++++ Records for this exercise

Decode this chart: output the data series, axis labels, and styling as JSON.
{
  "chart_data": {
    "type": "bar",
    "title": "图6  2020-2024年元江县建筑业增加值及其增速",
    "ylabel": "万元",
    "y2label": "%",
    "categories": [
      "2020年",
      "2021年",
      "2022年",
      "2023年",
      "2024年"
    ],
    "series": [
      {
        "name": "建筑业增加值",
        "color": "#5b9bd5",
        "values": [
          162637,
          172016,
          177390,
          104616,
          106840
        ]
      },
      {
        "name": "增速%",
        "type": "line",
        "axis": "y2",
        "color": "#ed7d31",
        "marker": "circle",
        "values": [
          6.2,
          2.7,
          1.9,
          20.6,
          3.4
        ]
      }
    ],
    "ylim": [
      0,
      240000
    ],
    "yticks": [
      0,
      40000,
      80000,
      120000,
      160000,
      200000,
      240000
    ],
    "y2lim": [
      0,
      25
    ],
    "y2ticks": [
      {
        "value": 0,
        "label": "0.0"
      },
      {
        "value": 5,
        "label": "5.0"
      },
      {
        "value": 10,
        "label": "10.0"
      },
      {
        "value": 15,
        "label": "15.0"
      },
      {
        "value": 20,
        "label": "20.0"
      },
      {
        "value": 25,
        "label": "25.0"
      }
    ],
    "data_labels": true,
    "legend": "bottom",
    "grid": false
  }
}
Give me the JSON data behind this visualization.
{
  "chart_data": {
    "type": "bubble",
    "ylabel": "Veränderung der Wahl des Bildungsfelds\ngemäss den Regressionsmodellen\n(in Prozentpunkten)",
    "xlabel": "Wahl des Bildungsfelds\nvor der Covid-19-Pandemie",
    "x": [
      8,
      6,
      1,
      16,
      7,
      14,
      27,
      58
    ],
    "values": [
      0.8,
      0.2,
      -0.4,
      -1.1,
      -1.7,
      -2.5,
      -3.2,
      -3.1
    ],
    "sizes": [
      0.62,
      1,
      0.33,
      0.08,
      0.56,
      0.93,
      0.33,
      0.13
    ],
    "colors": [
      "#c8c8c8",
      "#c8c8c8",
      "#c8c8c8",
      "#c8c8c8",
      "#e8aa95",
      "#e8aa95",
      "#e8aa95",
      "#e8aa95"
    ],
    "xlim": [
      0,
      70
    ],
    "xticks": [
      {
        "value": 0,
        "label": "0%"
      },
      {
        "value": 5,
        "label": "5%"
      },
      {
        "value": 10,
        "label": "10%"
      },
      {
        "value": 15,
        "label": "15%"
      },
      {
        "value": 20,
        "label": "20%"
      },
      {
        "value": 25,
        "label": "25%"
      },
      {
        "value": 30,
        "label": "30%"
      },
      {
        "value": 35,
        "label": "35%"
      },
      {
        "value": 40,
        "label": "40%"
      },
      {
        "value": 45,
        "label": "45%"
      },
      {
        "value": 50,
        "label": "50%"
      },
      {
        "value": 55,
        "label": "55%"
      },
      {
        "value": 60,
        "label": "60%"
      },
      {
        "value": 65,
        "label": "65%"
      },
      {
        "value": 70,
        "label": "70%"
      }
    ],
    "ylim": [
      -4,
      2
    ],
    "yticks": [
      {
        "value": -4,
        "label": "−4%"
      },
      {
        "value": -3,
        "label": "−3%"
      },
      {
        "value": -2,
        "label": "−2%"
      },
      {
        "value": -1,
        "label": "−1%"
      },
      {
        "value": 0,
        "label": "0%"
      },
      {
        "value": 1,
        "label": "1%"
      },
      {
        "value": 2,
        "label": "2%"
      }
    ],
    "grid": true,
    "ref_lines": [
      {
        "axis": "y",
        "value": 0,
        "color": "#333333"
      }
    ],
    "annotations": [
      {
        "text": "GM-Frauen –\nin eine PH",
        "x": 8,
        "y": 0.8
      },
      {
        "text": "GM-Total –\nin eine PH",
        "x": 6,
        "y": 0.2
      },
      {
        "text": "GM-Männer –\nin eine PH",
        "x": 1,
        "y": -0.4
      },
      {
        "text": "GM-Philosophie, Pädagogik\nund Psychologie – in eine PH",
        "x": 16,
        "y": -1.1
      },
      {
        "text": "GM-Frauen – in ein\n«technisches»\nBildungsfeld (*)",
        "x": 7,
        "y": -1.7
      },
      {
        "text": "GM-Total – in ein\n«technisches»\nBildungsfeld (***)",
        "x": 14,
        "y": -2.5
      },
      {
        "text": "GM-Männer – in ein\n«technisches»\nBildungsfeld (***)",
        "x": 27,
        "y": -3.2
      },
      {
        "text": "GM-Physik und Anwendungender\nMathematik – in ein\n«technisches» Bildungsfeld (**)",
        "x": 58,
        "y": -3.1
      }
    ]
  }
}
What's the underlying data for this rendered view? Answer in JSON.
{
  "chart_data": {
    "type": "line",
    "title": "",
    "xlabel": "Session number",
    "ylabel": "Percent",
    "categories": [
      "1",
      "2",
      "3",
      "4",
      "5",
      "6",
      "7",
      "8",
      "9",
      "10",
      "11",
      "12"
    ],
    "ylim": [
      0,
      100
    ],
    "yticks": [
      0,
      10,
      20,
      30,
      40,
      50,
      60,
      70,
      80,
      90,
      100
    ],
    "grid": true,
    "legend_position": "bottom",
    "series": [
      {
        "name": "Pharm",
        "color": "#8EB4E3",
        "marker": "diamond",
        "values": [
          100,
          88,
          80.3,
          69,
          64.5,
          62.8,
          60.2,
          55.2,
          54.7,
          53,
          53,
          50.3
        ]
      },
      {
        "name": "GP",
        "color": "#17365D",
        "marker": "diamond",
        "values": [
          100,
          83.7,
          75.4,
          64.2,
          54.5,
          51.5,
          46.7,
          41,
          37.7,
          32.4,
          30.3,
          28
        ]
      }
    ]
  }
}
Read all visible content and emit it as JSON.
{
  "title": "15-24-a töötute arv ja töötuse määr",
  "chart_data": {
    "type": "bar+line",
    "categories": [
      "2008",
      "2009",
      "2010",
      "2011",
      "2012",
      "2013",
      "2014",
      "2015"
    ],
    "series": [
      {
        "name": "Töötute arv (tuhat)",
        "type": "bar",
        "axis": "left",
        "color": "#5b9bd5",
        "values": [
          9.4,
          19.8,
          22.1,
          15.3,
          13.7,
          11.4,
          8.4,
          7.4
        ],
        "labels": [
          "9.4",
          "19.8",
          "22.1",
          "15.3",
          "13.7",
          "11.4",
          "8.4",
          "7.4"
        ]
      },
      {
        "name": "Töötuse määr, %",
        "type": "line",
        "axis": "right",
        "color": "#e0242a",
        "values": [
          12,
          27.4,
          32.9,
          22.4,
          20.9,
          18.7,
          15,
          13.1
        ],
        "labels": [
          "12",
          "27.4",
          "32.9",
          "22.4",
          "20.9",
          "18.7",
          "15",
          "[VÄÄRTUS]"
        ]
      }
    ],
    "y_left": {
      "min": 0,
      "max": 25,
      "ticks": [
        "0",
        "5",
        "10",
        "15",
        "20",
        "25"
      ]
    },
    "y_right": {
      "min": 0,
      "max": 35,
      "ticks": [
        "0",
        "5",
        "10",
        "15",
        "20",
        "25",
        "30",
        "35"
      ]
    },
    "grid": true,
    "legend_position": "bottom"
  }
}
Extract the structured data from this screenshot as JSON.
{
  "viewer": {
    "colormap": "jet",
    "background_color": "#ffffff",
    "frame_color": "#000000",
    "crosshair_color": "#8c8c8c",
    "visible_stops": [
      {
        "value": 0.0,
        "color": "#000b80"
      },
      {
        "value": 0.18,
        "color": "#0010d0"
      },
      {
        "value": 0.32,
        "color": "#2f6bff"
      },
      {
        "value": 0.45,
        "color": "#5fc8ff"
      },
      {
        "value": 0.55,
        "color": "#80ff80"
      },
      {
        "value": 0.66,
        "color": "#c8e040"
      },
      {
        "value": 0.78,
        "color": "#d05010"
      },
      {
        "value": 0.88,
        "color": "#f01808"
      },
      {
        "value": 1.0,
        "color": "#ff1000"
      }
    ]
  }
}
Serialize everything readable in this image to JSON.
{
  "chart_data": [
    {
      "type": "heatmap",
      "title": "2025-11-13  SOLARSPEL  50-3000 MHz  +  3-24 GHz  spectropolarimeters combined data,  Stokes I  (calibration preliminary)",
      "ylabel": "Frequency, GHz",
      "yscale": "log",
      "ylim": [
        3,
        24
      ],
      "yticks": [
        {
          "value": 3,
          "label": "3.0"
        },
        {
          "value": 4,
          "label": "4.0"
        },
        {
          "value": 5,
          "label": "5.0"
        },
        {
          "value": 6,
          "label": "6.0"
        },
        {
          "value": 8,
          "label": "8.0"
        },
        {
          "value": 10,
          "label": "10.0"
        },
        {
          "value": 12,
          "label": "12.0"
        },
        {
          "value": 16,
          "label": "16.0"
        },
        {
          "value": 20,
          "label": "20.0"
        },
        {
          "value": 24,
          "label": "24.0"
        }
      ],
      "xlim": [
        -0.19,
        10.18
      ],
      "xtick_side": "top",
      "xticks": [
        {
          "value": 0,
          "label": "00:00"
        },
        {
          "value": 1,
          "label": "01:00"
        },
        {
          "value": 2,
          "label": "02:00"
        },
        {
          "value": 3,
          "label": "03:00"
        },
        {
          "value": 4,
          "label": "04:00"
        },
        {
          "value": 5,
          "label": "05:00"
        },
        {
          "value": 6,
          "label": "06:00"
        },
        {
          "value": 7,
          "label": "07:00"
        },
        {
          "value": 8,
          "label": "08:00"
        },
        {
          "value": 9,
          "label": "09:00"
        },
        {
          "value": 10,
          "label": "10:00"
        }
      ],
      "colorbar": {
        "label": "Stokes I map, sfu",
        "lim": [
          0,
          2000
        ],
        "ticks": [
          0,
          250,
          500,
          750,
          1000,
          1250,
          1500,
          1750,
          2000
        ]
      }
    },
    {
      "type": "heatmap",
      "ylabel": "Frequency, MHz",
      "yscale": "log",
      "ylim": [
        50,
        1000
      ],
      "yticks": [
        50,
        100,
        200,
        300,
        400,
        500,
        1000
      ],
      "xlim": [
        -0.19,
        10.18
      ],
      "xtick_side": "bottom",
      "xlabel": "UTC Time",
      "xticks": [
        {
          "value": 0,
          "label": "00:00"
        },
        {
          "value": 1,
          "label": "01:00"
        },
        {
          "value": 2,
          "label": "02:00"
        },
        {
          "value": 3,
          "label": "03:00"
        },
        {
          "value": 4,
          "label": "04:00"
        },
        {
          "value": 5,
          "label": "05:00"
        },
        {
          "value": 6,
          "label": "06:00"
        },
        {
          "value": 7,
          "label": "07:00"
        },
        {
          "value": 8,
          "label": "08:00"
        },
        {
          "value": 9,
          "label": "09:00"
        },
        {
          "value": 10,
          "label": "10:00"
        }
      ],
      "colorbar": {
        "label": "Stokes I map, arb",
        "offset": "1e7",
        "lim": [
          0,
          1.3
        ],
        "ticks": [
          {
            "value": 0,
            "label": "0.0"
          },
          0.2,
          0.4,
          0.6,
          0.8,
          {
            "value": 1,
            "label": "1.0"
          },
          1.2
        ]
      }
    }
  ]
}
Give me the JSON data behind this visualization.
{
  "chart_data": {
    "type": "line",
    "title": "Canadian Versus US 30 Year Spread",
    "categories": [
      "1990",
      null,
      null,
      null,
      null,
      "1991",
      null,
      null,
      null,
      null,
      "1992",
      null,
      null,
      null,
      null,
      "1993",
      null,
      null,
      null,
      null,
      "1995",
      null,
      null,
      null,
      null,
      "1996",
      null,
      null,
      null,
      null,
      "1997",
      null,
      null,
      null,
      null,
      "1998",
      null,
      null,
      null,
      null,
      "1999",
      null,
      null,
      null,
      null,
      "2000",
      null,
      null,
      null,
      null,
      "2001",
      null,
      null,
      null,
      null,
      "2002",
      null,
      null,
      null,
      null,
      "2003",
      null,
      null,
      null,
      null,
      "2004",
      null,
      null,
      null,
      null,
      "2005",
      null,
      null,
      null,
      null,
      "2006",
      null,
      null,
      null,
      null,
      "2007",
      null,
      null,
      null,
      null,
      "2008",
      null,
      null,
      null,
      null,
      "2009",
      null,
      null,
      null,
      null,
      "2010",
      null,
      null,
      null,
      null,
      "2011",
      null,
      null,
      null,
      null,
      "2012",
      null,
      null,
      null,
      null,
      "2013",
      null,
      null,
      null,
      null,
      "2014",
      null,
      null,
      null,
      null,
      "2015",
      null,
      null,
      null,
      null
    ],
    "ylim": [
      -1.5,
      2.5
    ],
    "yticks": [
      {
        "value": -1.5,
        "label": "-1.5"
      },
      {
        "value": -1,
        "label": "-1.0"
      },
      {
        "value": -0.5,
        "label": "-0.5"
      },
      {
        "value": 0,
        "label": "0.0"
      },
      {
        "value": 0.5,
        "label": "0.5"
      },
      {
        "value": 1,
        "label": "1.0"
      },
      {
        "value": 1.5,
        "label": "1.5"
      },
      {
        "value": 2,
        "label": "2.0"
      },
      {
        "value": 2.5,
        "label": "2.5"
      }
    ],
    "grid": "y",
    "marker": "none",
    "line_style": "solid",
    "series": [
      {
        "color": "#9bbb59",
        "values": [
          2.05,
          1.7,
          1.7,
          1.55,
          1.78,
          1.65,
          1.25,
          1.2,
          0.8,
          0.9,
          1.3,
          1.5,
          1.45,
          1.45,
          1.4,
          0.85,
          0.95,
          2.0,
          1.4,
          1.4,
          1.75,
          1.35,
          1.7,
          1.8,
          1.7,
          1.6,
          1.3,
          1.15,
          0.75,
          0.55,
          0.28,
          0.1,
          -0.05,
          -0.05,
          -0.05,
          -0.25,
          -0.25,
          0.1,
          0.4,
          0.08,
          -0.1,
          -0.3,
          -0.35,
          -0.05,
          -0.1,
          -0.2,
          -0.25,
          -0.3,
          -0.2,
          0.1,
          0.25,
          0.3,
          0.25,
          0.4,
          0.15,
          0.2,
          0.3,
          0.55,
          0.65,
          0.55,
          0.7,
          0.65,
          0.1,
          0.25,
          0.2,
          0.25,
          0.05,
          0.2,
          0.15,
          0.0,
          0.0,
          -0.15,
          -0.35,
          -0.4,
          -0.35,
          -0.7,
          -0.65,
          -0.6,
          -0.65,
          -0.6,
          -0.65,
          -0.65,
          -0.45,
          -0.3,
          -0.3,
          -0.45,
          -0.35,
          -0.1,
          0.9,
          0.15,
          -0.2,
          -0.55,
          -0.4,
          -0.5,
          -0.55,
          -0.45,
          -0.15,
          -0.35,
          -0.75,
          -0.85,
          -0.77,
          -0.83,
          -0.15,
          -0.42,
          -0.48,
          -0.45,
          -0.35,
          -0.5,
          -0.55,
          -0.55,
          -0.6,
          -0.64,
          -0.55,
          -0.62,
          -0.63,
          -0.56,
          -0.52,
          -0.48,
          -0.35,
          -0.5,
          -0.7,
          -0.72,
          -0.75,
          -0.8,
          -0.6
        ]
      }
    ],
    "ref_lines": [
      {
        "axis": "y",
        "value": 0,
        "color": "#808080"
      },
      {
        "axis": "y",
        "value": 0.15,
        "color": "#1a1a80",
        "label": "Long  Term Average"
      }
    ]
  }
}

++++++++

Requirement:
Look through the data above. Each line containing the word "Total" needs to be copied.

Result of this exercise:
        "text": "GM-Total –\nin eine PH",
        "text": "GM-Total – in ein\n«technisches»\nBildungsfeld (***)",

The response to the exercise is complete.